Recorded data
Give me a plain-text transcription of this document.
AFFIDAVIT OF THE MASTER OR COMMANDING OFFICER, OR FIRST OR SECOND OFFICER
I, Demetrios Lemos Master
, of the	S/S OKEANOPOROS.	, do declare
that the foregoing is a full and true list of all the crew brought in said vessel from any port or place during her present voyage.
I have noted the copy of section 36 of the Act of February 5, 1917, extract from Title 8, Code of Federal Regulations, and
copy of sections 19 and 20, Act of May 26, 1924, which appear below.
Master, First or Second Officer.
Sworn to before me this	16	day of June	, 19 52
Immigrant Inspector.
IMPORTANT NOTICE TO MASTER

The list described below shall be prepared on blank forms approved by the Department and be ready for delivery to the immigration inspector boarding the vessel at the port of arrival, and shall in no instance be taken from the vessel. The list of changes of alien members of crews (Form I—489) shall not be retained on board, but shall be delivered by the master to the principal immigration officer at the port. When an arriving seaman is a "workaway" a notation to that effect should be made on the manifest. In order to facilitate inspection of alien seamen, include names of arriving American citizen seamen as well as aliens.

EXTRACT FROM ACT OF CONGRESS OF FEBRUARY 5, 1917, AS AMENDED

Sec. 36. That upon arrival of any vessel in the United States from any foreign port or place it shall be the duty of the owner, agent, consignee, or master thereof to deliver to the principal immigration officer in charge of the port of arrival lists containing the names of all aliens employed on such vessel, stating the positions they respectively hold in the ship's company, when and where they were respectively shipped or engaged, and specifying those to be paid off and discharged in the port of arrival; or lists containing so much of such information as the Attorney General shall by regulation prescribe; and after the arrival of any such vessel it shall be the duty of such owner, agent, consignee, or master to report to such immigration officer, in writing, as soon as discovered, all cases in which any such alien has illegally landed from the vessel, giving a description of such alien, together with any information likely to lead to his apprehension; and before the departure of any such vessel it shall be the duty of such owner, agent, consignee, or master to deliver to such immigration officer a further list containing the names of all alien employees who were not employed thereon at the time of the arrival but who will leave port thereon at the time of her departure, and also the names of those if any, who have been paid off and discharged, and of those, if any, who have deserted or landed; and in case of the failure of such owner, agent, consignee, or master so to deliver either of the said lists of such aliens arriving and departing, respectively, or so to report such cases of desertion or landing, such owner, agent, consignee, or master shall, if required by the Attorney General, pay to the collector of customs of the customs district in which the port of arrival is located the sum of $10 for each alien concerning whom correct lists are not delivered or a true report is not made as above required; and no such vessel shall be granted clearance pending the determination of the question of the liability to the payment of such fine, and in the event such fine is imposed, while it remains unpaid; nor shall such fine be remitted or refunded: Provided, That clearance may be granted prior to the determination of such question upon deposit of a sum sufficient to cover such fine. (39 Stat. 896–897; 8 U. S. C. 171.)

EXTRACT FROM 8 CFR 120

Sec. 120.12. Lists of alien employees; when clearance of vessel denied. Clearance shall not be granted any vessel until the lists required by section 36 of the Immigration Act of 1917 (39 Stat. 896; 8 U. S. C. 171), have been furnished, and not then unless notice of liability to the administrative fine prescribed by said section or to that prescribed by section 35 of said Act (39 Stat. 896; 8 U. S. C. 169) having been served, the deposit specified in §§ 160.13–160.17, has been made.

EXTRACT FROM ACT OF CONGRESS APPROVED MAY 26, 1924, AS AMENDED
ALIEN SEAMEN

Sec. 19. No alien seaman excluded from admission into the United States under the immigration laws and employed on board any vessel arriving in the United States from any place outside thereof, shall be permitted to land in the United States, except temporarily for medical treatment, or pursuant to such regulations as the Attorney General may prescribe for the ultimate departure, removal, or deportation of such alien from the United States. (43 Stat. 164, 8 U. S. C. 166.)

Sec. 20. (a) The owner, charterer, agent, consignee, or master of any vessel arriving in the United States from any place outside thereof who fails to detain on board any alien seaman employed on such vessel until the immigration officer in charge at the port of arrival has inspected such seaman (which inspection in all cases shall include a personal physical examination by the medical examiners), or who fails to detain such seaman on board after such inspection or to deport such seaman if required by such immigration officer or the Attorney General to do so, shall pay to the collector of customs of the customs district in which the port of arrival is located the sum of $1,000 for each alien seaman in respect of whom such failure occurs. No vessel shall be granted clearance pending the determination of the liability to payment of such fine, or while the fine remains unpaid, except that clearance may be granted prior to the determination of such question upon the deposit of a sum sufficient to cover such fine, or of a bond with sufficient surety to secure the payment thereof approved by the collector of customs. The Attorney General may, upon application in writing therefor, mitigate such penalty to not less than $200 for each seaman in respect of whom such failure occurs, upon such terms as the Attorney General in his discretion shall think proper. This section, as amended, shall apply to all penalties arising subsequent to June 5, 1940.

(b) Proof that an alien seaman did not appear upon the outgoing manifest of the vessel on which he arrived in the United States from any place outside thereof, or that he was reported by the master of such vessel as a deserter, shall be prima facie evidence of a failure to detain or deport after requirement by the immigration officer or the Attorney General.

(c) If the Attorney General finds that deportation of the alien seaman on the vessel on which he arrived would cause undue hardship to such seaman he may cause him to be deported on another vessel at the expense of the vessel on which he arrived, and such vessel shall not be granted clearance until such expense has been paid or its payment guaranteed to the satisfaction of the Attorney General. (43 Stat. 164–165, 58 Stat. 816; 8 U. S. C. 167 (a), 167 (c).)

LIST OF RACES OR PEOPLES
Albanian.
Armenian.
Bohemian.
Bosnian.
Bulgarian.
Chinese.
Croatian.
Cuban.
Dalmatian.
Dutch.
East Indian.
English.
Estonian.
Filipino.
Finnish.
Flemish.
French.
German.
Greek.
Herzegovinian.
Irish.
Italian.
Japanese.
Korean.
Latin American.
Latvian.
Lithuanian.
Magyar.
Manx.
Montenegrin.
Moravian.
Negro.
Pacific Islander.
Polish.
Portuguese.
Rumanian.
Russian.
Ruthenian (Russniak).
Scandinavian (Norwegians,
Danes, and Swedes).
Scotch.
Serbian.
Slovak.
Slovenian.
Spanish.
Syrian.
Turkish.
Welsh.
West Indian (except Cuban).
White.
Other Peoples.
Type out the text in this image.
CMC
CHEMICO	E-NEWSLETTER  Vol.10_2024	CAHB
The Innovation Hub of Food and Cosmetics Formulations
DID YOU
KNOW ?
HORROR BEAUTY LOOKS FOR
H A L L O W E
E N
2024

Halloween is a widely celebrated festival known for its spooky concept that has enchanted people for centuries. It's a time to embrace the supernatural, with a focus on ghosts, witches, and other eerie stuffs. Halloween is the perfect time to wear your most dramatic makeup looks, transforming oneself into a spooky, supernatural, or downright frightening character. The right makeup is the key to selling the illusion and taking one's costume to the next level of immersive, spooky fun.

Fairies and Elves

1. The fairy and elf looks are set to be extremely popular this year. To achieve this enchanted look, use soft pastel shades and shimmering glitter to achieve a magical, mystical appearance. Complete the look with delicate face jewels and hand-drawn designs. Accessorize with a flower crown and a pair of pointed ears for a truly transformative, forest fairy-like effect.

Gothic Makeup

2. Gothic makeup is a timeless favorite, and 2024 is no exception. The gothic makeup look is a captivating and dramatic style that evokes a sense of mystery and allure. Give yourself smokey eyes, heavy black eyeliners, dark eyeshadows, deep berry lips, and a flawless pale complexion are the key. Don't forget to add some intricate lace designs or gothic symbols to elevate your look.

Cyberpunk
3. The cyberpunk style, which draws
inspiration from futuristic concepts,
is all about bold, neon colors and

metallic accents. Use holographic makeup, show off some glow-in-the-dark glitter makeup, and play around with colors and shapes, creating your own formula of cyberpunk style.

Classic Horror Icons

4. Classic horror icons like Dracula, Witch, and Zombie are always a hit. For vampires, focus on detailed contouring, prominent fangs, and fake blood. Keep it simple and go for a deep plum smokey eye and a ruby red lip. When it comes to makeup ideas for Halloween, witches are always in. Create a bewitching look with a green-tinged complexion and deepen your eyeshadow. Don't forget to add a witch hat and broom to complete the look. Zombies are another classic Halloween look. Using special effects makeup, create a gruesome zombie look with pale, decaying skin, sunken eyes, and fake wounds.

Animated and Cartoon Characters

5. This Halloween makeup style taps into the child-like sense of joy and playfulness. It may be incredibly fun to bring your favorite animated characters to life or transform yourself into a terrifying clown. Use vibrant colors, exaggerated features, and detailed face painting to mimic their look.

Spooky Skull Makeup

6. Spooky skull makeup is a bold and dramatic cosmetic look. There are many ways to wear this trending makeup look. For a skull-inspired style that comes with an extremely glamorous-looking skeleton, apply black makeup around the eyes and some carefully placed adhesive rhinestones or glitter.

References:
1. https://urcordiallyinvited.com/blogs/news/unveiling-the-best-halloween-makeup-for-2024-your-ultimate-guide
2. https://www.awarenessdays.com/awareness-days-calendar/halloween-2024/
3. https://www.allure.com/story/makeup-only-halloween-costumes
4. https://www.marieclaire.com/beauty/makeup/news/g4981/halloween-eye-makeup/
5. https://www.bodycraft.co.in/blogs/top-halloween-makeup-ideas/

== Exercise brief ==
Using the material above, report each line where "Indian" occurs.

== Correct output ==
East Indian.
West Indian (except Cuban).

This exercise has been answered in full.